Information supplied:

● ● ● ● ● ● ●

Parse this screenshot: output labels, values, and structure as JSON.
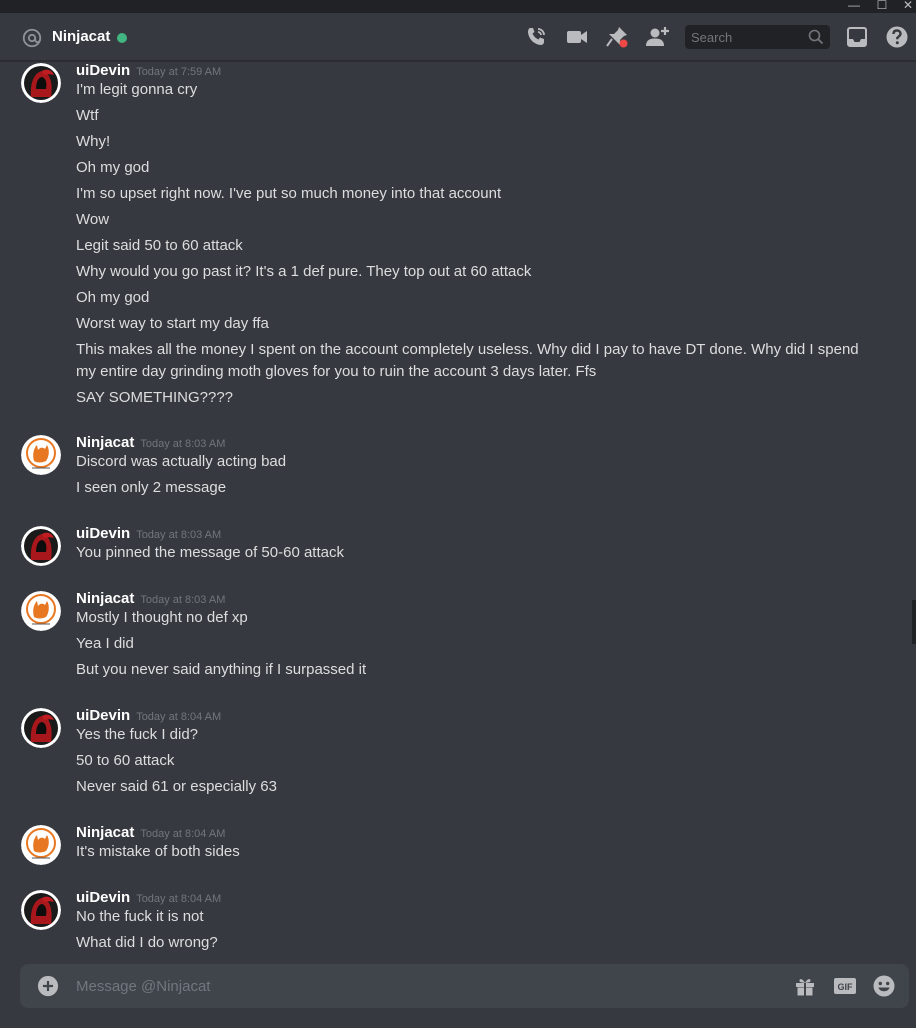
{
  "window": {
    "minimize": "—",
    "maximize": "☐",
    "close": "✕"
  },
  "header": {
    "channel_name": "Ninjacat",
    "search_placeholder": "Search",
    "icons": [
      "call-icon",
      "video-icon",
      "pin-icon",
      "add-friend-icon",
      "search-icon",
      "inbox-icon",
      "help-icon"
    ],
    "status_color": "#43b581"
  },
  "messages": [
    {
      "author": "uiDevin",
      "timestamp": "Today at 7:59 AM",
      "avatar": "red-hooded-figure",
      "lines": [
        "I'm legit gonna cry",
        "Wtf",
        "Why!",
        "Oh my god",
        "I'm so upset right now. I've put so much money into that account",
        "Wow",
        "Legit said 50 to 60 attack",
        "Why would you go past it? It's a 1 def pure. They top out at 60 attack",
        "Oh my god",
        "Worst way to start my day ffa",
        "This makes all the money I spent on the account completely useless. Why did I pay to have DT done. Why did I spend",
        "my entire day grinding moth gloves for you to ruin the account 3 days later. Ffs",
        "SAY SOMETHING????"
      ]
    },
    {
      "author": "Ninjacat",
      "timestamp": "Today at 8:03 AM",
      "avatar": "orange-cat-logo",
      "lines": [
        "Discord was actually acting bad",
        "I seen only 2 message"
      ]
    },
    {
      "author": "uiDevin",
      "timestamp": "Today at 8:03 AM",
      "avatar": "red-hooded-figure",
      "lines": [
        "You pinned the message of 50-60 attack"
      ]
    },
    {
      "author": "Ninjacat",
      "timestamp": "Today at 8:03 AM",
      "avatar": "orange-cat-logo",
      "lines": [
        "Mostly I thought no def xp",
        "Yea I did",
        "But you never said anything if I surpassed it"
      ]
    },
    {
      "author": "uiDevin",
      "timestamp": "Today at 8:04 AM",
      "avatar": "red-hooded-figure",
      "lines": [
        "Yes the fuck I did?",
        "50 to 60 attack",
        "Never said 61 or especially 63"
      ]
    },
    {
      "author": "Ninjacat",
      "timestamp": "Today at 8:04 AM",
      "avatar": "orange-cat-logo",
      "lines": [
        "It's mistake of both sides"
      ]
    },
    {
      "author": "uiDevin",
      "timestamp": "Today at 8:04 AM",
      "avatar": "red-hooded-figure",
      "lines": [
        "No the fuck it is not",
        "What did I do wrong?"
      ]
    }
  ],
  "composer": {
    "placeholder": "Message @Ninjacat",
    "gif_label": "GIF",
    "icons": [
      "add-attachment-icon",
      "gift-icon",
      "gif-icon",
      "emoji-icon"
    ]
  }
}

● ● ● ● ● ● ●

For the listing above, identify each line bearing "attack".

Worked solution:
        "Legit said 50 to 60 attack",
        "Why would you go past it? It's a 1 def pure. They top out at 60 attack",
        "You pinned the message of 50-60 attack"
        "50 to 60 attack",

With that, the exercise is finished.